* _Given problem_:
Transcribe the entries below exactly.

Items from a data source

○ ○ ○ ○ ○ ○ ○

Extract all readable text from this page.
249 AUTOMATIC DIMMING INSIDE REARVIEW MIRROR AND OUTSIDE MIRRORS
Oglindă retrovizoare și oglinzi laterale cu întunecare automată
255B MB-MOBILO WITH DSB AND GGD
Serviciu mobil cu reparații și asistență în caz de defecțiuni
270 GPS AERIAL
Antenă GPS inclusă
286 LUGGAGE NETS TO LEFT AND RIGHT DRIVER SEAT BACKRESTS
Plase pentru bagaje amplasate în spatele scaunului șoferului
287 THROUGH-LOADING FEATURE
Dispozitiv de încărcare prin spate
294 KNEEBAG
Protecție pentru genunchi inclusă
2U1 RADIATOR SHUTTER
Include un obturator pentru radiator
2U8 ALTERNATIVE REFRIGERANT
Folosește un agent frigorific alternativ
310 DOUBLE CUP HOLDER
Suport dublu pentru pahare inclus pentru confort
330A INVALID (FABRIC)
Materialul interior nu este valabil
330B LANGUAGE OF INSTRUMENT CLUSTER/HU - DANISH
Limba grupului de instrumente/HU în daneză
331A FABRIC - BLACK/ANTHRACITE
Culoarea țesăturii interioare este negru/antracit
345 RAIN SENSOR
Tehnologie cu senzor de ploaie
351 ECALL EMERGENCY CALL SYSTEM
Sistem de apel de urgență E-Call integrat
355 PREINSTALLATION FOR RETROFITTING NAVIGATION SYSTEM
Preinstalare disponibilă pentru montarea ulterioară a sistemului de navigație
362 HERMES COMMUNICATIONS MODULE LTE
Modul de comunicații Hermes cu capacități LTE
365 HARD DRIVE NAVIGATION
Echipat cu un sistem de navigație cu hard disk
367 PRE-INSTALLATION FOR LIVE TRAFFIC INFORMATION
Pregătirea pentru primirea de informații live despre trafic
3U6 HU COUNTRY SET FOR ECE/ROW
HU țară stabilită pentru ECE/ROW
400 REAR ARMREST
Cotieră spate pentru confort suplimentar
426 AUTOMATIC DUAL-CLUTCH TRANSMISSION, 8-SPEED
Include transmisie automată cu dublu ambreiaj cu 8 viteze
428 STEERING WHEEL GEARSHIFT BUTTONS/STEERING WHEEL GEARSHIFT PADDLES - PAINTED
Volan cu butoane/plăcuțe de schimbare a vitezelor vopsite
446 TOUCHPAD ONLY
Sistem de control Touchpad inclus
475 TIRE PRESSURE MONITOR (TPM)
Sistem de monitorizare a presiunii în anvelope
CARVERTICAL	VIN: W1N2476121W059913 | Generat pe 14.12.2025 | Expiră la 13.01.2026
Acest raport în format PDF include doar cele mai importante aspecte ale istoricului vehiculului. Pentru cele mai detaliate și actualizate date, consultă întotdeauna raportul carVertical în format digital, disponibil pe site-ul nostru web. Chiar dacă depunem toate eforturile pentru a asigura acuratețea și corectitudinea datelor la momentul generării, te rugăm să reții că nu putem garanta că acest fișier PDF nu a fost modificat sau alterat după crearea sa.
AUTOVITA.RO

○ ○ ○ ○ ○ ○ ○

* _Task answer_:
Extract all readable text from this page.
249 AUTOMATIC DIMMING INSIDE REARVIEW MIRROR AND OUTSIDE MIRRORS
Oglindă retrovizoare și oglinzi laterale cu întunecare automată
255B MB-MOBILO WITH DSB AND GGD
Serviciu mobil cu reparații și asistență în caz de defecțiuni
270 GPS AERIAL
Antenă GPS inclusă
286 LUGGAGE NETS TO LEFT AND RIGHT DRIVER SEAT BACKRESTS
Plase pentru bagaje amplasate în spatele scaunului șoferului
287 THROUGH-LOADING FEATURE
Dispozitiv de încărcare prin spate
294 KNEEBAG
Protecție pentru genunchi inclusă
2U1 RADIATOR SHUTTER
Include un obturator pentru radiator
2U8 ALTERNATIVE REFRIGERANT
Folosește un agent frigorific alternativ
310 DOUBLE CUP HOLDER
Suport dublu pentru pahare inclus pentru confort
330A INVALID (FABRIC)
Materialul interior nu este valabil
330B LANGUAGE OF INSTRUMENT CLUSTER/HU - DANISH
Limba grupului de instrumente/HU în daneză
331A FABRIC - BLACK/ANTHRACITE
Culoarea țesăturii interioare este negru/antracit
345 RAIN SENSOR
Tehnologie cu senzor de ploaie
351 ECALL EMERGENCY CALL SYSTEM
Sistem de apel de urgență E-Call integrat
355 PREINSTALLATION FOR RETROFITTING NAVIGATION SYSTEM
Preinstalare disponibilă pentru montarea ulterioară a sistemului de navigație
362 HERMES COMMUNICATIONS MODULE LTE
Modul de comunicații Hermes cu capacități LTE
365 HARD DRIVE NAVIGATION
Echipat cu un sistem de navigație cu hard disk
367 PRE-INSTALLATION FOR LIVE TRAFFIC INFORMATION
Pregătirea pentru primirea de informații live despre trafic
3U6 HU COUNTRY SET FOR ECE/ROW
HU țară stabilită pentru ECE/ROW
400 REAR ARMREST
Cotieră spate pentru confort suplimentar
426 AUTOMATIC DUAL-CLUTCH TRANSMISSION, 8-SPEED
Include transmisie automată cu dublu ambreiaj cu 8 viteze
428 STEERING WHEEL GEARSHIFT BUTTONS/STEERING WHEEL GEARSHIFT PADDLES - PAINTED
Volan cu butoane/plăcuțe de schimbare a vitezelor vopsite
446 TOUCHPAD ONLY
Sistem de control Touchpad inclus
475 TIRE PRESSURE MONITOR (TPM)
Sistem de monitorizare a presiunii în anvelope
CARVERTICAL	VIN: W1N2476121W059913 | Generat pe 14.12.2025 | Expiră la 13.01.2026
Acest raport în format PDF include doar cele mai importante aspecte ale istoricului vehiculului. Pentru cele mai detaliate și actualizate date, consultă întotdeauna raportul carVertical în format digital, disponibil pe site-ul nostru web. Chiar dacă depunem toate eforturile pentru a asigura acuratețea și corectitudinea datelor la momentul generării, te rugăm să reții că nu putem garanta că acest fișier PDF nu a fost modificat sau alterat după crearea sa.
AUTOVITA.RO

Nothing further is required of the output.